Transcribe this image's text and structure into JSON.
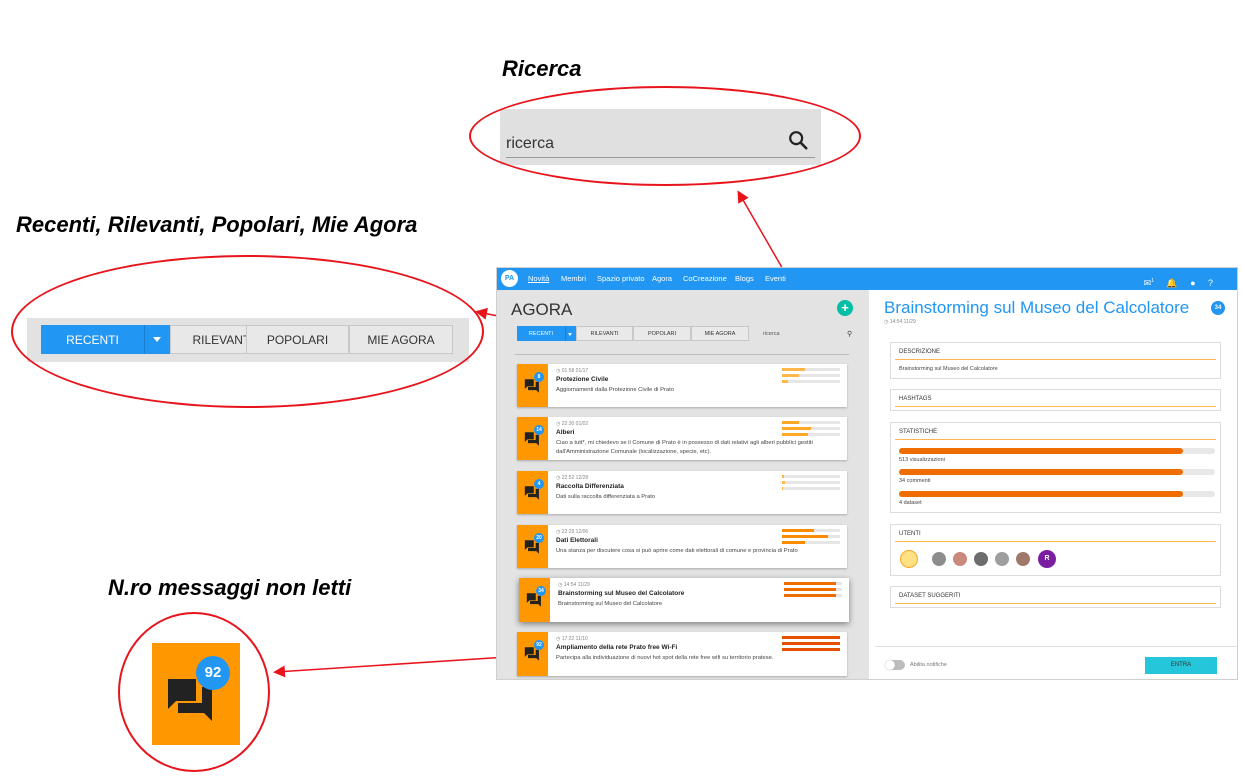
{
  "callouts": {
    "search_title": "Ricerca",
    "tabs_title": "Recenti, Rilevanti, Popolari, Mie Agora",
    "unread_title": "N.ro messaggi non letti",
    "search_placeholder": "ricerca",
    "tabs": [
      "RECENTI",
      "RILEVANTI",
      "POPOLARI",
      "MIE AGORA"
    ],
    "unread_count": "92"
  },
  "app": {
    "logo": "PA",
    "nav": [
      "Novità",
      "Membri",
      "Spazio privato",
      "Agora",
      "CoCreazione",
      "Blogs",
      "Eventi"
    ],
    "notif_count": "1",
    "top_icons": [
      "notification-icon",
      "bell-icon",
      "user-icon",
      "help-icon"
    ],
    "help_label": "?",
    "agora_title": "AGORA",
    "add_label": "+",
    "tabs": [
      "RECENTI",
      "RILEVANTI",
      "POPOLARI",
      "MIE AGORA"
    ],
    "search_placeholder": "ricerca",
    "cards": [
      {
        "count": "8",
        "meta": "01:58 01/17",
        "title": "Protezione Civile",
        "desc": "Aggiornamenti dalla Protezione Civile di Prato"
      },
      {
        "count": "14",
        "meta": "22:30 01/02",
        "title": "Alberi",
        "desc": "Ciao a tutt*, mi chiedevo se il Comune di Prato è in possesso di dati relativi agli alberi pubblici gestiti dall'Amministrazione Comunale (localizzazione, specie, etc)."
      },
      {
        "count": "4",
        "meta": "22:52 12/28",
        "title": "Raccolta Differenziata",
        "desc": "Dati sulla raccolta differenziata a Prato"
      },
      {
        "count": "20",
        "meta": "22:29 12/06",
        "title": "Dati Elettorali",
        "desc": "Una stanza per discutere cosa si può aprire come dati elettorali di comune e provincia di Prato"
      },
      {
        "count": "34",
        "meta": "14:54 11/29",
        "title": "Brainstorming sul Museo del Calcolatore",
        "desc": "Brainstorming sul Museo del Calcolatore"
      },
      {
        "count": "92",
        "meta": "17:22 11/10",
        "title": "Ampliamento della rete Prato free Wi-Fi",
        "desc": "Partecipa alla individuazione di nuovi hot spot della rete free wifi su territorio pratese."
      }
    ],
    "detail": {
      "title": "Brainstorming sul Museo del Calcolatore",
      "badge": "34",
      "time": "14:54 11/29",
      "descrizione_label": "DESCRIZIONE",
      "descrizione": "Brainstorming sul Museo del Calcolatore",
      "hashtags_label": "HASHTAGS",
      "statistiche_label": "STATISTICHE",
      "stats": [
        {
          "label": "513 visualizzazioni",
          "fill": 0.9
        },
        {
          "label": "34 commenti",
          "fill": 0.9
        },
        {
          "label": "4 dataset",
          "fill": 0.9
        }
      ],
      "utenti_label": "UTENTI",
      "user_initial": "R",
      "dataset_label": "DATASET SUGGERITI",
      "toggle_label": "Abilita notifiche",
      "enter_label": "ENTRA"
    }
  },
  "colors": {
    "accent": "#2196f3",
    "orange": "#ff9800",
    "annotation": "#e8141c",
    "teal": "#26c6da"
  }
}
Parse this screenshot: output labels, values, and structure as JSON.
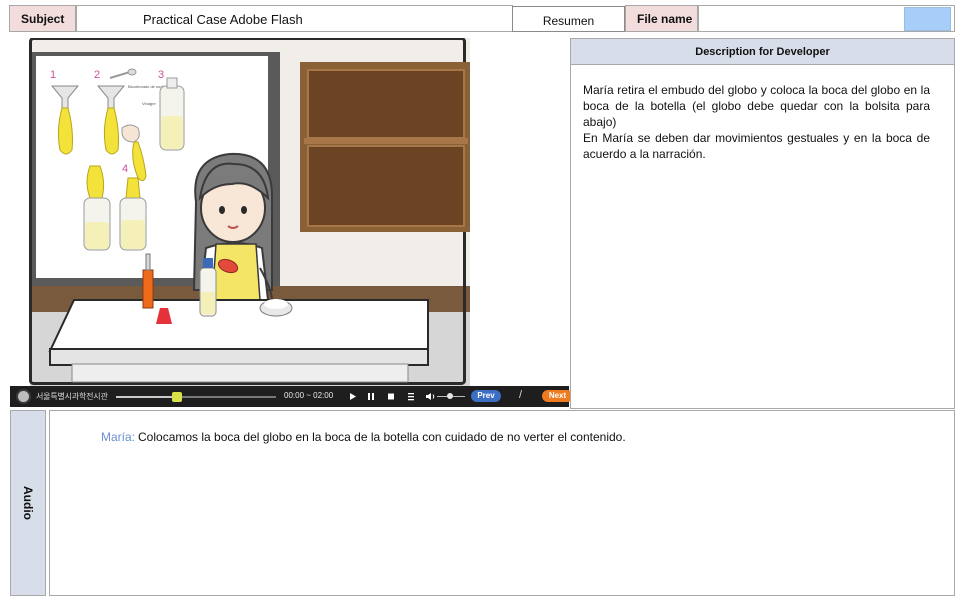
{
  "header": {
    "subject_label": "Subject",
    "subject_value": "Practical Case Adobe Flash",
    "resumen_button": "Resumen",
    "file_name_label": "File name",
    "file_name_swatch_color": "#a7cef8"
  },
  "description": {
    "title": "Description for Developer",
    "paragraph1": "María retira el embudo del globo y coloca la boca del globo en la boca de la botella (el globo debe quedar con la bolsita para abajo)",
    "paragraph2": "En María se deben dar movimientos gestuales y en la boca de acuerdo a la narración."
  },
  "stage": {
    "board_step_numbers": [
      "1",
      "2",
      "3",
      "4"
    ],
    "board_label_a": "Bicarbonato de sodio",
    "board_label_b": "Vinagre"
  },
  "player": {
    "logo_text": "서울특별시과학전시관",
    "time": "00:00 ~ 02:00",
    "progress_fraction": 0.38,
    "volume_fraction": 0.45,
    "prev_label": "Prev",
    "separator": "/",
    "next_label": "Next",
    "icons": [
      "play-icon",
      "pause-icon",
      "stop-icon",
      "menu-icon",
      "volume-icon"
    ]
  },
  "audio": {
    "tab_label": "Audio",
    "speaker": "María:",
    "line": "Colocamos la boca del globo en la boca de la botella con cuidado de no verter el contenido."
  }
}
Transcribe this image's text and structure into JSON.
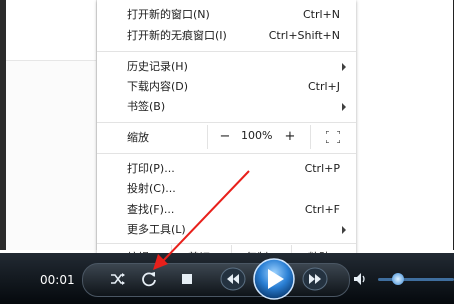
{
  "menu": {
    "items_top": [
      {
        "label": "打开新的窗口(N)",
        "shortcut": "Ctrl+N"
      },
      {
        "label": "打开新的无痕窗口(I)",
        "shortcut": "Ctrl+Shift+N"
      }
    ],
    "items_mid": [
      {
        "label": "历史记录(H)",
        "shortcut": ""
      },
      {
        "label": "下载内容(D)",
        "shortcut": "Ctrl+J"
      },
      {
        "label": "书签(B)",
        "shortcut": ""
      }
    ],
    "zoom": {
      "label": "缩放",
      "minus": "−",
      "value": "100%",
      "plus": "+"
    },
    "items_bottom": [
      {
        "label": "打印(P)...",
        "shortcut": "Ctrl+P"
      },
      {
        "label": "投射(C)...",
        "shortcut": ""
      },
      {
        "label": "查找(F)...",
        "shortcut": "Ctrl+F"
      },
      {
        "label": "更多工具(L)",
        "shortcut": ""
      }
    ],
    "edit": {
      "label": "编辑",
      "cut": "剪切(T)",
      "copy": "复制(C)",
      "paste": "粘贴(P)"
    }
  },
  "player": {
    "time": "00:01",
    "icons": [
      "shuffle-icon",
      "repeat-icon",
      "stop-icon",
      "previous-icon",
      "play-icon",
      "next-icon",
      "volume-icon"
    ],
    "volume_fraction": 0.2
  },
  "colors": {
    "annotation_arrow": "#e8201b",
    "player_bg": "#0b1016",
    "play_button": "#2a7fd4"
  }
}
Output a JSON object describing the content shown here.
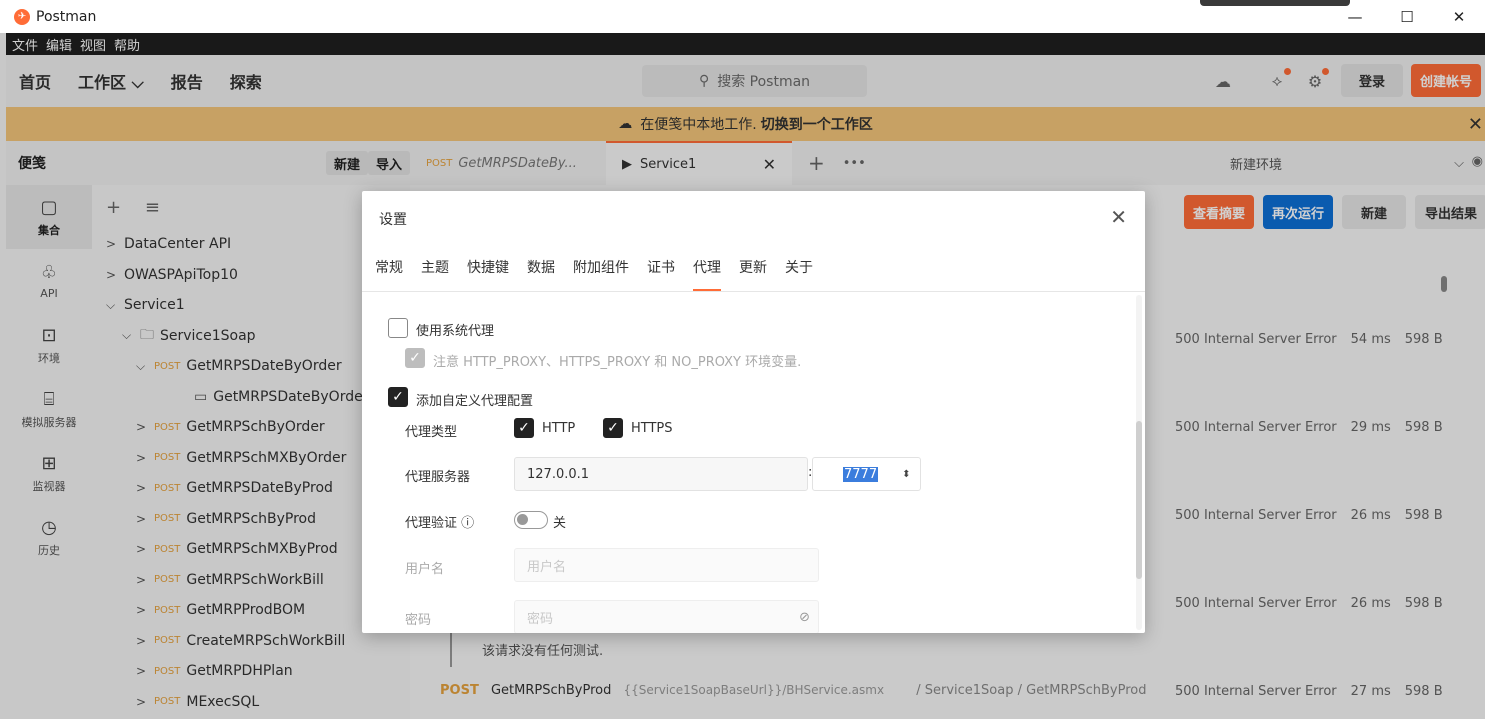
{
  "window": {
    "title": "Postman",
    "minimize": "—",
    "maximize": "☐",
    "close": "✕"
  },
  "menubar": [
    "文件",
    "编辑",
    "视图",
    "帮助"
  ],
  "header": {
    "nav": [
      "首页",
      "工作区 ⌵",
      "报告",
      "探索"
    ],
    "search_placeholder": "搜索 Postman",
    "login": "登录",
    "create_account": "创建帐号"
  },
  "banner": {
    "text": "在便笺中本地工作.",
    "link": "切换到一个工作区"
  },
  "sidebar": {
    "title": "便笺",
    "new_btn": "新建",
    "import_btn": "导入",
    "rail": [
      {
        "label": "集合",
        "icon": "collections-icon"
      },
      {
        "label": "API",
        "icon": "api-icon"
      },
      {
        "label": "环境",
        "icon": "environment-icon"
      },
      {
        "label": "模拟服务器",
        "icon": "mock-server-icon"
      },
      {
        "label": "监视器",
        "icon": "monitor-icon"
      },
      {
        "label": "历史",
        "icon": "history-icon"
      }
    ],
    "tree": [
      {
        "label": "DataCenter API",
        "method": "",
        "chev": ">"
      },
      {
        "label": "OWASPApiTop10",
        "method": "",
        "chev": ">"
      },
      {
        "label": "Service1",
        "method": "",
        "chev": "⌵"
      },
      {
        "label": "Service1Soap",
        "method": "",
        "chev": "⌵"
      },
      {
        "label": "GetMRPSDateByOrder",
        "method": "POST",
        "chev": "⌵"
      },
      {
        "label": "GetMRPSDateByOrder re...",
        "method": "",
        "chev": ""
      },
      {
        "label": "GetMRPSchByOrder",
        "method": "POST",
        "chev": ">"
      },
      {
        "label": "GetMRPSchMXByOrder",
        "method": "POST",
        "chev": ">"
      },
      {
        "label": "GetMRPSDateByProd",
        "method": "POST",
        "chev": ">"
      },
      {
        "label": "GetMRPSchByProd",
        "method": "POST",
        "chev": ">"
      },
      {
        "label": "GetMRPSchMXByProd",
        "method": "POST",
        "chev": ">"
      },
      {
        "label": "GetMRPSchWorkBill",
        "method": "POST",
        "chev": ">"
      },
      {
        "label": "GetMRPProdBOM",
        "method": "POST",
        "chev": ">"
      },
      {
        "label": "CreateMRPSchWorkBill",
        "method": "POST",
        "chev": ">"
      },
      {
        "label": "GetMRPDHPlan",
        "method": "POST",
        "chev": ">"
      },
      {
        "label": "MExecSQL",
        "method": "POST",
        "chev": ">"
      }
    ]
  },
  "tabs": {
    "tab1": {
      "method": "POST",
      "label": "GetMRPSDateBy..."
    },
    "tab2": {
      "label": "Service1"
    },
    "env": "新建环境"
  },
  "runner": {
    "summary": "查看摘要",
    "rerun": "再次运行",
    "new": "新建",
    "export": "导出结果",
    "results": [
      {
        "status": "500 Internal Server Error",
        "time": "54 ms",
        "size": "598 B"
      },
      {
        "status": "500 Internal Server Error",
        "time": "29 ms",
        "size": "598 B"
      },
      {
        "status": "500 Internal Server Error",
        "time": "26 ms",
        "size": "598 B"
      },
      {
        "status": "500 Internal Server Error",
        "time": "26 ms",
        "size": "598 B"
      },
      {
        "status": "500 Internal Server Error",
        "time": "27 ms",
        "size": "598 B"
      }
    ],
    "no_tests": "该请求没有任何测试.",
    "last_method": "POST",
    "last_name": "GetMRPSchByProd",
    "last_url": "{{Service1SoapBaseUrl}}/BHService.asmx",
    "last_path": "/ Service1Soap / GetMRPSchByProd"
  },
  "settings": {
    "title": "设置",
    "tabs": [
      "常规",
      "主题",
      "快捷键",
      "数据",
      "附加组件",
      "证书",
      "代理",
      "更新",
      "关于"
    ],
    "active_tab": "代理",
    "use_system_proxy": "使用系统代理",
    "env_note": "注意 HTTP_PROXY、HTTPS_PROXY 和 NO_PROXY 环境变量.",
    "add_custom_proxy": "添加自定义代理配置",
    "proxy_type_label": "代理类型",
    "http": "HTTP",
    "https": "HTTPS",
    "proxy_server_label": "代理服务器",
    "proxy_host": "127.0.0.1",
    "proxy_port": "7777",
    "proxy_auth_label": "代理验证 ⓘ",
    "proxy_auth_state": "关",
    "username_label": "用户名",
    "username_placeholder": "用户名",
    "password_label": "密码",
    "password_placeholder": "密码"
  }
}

———

→ Written request:
From the records above, report the count of lines containing "Museo" and nothing more.

→ Written response:
4